### Dataset records
>> Begin

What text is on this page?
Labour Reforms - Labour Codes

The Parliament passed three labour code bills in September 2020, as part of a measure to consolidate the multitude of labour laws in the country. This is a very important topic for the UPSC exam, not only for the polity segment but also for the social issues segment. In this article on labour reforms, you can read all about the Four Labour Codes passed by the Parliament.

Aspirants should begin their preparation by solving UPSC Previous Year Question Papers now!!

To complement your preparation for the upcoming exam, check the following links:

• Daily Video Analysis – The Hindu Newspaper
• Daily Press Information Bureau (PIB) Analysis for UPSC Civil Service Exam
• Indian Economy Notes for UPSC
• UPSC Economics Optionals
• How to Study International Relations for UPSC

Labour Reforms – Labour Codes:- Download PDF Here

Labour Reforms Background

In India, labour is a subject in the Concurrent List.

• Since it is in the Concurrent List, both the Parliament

>> End

### Directions
Hand back the material above in full, exactly as written.

### Problem solution
What text is on this page?
Labour Reforms - Labour Codes

The Parliament passed three labour code bills in September 2020, as part of a measure to consolidate the multitude of labour laws in the country. This is a very important topic for the UPSC exam, not only for the polity segment but also for the social issues segment. In this article on labour reforms, you can read all about the Four Labour Codes passed by the Parliament.

Aspirants should begin their preparation by solving UPSC Previous Year Question Papers now!!

To complement your preparation for the upcoming exam, check the following links:

• Daily Video Analysis – The Hindu Newspaper
• Daily Press Information Bureau (PIB) Analysis for UPSC Civil Service Exam
• Indian Economy Notes for UPSC
• UPSC Economics Optionals
• How to Study International Relations for UPSC

Labour Reforms – Labour Codes:- Download PDF Here

Labour Reforms Background

In India, labour is a subject in the Concurrent List.

• Since it is in the Concurrent List, both the Parliament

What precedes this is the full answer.